*WHAT YOU SHOULD DO*
Of the lines in the listing below, how many hold "changeant"? Answer with the number only.
---------- GIVEN DATA ----------
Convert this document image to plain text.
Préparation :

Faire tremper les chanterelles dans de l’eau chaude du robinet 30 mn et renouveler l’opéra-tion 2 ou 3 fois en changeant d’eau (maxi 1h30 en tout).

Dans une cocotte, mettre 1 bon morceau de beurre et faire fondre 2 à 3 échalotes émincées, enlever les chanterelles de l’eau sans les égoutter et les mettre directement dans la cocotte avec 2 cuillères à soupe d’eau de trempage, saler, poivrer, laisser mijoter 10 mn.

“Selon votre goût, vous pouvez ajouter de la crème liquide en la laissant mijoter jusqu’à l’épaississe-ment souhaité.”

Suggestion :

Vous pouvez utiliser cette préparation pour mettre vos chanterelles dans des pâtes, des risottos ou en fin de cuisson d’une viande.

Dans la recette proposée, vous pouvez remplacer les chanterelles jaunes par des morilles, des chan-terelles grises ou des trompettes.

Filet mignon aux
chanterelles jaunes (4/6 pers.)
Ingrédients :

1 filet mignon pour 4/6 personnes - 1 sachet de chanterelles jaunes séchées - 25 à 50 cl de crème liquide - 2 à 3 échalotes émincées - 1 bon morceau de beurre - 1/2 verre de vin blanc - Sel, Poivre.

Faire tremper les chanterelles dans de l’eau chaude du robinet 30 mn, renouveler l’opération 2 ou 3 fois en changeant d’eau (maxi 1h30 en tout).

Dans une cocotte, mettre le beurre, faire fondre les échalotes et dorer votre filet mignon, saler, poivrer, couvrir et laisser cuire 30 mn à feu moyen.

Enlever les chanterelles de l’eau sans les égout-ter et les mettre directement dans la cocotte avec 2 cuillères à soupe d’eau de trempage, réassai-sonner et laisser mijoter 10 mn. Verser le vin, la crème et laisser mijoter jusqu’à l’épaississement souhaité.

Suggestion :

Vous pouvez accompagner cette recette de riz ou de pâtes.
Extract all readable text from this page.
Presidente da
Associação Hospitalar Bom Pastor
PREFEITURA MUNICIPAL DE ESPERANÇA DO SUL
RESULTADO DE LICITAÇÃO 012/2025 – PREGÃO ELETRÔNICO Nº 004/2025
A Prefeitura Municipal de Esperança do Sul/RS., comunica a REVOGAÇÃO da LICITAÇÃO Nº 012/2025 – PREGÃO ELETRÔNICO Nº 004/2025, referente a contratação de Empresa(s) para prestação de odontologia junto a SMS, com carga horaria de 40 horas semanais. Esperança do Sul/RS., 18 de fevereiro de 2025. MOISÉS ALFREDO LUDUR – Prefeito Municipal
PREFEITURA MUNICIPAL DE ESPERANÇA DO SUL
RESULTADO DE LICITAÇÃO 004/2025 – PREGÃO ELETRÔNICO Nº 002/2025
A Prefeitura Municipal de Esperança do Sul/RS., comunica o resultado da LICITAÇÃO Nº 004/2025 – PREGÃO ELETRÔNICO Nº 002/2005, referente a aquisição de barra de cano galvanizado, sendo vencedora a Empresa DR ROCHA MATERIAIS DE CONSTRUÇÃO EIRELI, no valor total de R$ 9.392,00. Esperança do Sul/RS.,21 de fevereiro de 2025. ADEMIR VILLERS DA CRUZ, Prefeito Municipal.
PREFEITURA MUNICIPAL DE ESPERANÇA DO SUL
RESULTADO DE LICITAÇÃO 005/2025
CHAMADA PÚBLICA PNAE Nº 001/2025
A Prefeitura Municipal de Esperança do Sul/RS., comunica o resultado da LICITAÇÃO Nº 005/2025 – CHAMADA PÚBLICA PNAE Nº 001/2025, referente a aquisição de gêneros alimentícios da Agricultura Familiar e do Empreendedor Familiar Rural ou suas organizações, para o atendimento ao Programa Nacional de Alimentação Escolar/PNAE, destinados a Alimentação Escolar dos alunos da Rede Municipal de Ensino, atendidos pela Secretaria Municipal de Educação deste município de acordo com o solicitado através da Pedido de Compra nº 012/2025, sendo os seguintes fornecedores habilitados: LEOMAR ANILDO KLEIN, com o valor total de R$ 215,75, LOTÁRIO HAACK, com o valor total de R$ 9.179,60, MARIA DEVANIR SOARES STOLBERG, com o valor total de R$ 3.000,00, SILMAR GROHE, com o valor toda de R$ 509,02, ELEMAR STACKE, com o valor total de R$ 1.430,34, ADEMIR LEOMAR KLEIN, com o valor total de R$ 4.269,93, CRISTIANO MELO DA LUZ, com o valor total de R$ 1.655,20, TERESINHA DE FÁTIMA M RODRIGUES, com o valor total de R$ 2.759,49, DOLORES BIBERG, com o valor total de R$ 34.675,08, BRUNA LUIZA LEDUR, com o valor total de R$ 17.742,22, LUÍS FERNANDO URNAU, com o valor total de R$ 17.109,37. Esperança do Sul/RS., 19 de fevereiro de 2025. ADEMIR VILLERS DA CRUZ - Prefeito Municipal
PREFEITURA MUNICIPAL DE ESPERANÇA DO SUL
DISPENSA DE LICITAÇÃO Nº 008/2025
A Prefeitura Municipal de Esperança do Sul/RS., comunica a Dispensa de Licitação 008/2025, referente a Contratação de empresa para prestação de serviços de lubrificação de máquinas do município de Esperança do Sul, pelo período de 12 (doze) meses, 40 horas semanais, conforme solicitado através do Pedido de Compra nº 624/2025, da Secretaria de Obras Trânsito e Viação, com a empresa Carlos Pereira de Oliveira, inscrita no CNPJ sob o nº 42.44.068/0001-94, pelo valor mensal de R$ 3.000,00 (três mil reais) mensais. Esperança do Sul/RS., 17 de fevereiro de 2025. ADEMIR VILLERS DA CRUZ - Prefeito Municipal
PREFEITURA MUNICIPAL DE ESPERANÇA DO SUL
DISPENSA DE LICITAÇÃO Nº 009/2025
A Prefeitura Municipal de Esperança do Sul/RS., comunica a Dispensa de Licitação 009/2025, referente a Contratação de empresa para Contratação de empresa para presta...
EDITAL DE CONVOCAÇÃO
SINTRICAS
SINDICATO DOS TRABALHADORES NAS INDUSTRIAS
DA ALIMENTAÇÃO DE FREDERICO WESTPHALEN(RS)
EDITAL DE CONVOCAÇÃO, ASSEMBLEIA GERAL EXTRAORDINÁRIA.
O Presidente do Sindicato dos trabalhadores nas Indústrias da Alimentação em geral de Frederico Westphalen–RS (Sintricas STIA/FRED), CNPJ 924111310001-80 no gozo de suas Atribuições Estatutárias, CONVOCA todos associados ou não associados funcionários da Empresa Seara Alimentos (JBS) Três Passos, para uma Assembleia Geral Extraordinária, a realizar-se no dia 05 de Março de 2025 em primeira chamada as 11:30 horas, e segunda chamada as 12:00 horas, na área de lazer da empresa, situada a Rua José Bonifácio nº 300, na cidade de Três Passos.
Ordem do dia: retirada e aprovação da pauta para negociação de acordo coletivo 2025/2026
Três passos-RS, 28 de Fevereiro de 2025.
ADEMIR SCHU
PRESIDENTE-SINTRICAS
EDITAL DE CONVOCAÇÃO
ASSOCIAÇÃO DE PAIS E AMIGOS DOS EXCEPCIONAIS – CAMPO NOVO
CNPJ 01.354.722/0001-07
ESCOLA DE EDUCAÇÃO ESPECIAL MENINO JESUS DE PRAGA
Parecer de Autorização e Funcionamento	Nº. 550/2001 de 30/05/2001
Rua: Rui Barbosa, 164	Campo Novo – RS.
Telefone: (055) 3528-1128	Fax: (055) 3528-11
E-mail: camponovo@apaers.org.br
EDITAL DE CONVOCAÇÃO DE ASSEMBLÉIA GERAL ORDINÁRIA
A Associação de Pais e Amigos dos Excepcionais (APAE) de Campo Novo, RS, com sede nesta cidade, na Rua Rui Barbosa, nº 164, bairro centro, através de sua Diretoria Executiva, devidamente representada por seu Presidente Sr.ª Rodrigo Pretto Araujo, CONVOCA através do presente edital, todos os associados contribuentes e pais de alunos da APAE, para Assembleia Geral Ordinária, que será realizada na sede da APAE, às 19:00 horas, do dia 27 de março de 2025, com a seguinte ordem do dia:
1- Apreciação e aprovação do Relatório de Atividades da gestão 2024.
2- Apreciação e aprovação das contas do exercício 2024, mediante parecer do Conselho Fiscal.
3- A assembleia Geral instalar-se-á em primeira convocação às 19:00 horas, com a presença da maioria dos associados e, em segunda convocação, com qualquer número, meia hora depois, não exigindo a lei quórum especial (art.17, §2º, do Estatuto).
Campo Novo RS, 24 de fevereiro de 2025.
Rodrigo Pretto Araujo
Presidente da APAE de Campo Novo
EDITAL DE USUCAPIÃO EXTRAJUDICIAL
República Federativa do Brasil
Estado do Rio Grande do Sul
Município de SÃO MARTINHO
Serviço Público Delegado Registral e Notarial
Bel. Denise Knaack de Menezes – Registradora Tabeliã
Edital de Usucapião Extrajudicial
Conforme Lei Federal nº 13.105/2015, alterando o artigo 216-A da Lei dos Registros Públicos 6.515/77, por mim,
----------
*REPLY TO THE TASK*
2